**Saved entries:**
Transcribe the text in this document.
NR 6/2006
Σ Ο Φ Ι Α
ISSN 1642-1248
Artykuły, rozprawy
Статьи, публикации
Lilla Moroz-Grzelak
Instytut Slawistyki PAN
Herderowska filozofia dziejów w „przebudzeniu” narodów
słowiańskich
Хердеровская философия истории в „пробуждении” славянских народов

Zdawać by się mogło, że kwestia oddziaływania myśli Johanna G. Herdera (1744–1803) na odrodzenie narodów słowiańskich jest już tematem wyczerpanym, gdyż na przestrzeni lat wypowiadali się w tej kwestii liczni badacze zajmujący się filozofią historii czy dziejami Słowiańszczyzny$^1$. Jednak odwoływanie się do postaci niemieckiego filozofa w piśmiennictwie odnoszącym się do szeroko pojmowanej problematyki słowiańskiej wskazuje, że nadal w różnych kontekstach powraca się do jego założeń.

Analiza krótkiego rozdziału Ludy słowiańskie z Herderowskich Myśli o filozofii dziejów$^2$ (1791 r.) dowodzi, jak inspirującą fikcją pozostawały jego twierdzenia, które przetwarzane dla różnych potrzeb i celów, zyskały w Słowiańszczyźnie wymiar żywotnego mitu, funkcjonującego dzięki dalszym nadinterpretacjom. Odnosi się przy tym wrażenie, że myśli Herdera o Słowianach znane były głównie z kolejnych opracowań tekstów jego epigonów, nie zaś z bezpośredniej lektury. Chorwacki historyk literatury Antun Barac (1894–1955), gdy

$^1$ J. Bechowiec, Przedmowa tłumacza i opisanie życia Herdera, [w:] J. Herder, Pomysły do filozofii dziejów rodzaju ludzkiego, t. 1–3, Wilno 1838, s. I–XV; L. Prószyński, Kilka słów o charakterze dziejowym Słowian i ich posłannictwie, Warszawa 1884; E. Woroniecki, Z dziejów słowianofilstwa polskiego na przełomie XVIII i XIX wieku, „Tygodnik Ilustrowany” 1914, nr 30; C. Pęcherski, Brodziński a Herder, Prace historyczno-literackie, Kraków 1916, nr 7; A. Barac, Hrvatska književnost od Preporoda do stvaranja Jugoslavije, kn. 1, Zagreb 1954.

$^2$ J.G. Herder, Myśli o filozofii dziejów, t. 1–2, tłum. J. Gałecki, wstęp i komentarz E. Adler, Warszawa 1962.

**EXERCISE:**
Output the listing above word for word.

**RESPONSE BELOW:**
Transcribe the text in this document.
NR 6/2006
Σ Ο Φ Ι Α
ISSN 1642-1248
Artykuły, rozprawy
Статьи, публикации
Lilla Moroz-Grzelak
Instytut Slawistyki PAN
Herderowska filozofia dziejów w „przebudzeniu” narodów
słowiańskich
Хердеровская философия истории в „пробуждении” славянских народов

Zdawać by się mogło, że kwestia oddziaływania myśli Johanna G. Herdera (1744–1803) na odrodzenie narodów słowiańskich jest już tematem wyczerpanym, gdyż na przestrzeni lat wypowiadali się w tej kwestii liczni badacze zajmujący się filozofią historii czy dziejami Słowiańszczyzny$^1$. Jednak odwoływanie się do postaci niemieckiego filozofa w piśmiennictwie odnoszącym się do szeroko pojmowanej problematyki słowiańskiej wskazuje, że nadal w różnych kontekstach powraca się do jego założeń.

Analiza krótkiego rozdziału Ludy słowiańskie z Herderowskich Myśli o filozofii dziejów$^2$ (1791 r.) dowodzi, jak inspirującą fikcją pozostawały jego twierdzenia, które przetwarzane dla różnych potrzeb i celów, zyskały w Słowiańszczyźnie wymiar żywotnego mitu, funkcjonującego dzięki dalszym nadinterpretacjom. Odnosi się przy tym wrażenie, że myśli Herdera o Słowianach znane były głównie z kolejnych opracowań tekstów jego epigonów, nie zaś z bezpośredniej lektury. Chorwacki historyk literatury Antun Barac (1894–1955), gdy

$^1$ J. Bechowiec, Przedmowa tłumacza i opisanie życia Herdera, [w:] J. Herder, Pomysły do filozofii dziejów rodzaju ludzkiego, t. 1–3, Wilno 1838, s. I–XV; L. Prószyński, Kilka słów o charakterze dziejowym Słowian i ich posłannictwie, Warszawa 1884; E. Woroniecki, Z dziejów słowianofilstwa polskiego na przełomie XVIII i XIX wieku, „Tygodnik Ilustrowany” 1914, nr 30; C. Pęcherski, Brodziński a Herder, Prace historyczno-literackie, Kraków 1916, nr 7; A. Barac, Hrvatska književnost od Preporoda do stvaranja Jugoslavije, kn. 1, Zagreb 1954.

$^2$ J.G. Herder, Myśli o filozofii dziejów, t. 1–2, tłum. J. Gałecki, wstęp i komentarz E. Adler, Warszawa 1962.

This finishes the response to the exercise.